- [PROVIDED RECORDS]
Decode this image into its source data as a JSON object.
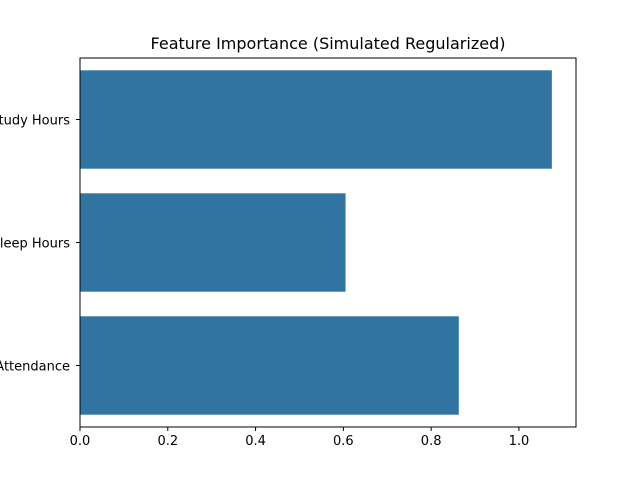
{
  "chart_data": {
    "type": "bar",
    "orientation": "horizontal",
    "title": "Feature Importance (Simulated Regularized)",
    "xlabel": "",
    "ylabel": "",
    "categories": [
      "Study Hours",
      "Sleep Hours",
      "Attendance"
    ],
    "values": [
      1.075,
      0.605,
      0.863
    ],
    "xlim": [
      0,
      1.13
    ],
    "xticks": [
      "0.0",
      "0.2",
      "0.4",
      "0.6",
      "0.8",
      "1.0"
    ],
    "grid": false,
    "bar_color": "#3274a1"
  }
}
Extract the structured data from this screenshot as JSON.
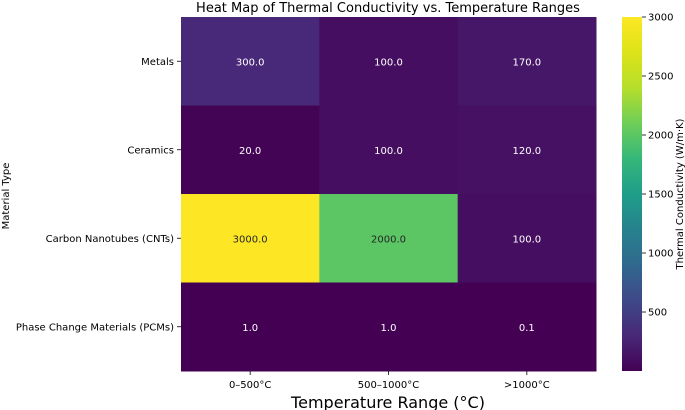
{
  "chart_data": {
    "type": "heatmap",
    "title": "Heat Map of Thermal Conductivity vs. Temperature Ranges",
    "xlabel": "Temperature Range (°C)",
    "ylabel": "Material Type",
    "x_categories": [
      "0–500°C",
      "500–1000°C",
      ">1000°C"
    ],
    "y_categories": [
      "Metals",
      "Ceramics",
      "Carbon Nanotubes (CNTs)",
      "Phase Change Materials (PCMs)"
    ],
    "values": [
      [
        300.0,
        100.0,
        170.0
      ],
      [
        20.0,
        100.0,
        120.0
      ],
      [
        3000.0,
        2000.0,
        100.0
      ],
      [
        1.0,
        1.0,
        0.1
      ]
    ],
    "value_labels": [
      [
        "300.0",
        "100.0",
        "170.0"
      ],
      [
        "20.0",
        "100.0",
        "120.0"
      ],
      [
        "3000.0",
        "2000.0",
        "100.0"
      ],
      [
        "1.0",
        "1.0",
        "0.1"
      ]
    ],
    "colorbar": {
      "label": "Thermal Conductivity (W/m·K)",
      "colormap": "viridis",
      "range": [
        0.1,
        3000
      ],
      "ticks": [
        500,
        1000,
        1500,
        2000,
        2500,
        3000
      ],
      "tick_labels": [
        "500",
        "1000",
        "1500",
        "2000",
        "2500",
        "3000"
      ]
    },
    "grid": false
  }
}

- [PROBLEM] Tell how many lines in the material above include the word "this", giving the number only.

- [ANSWER FOR THE TASK] 2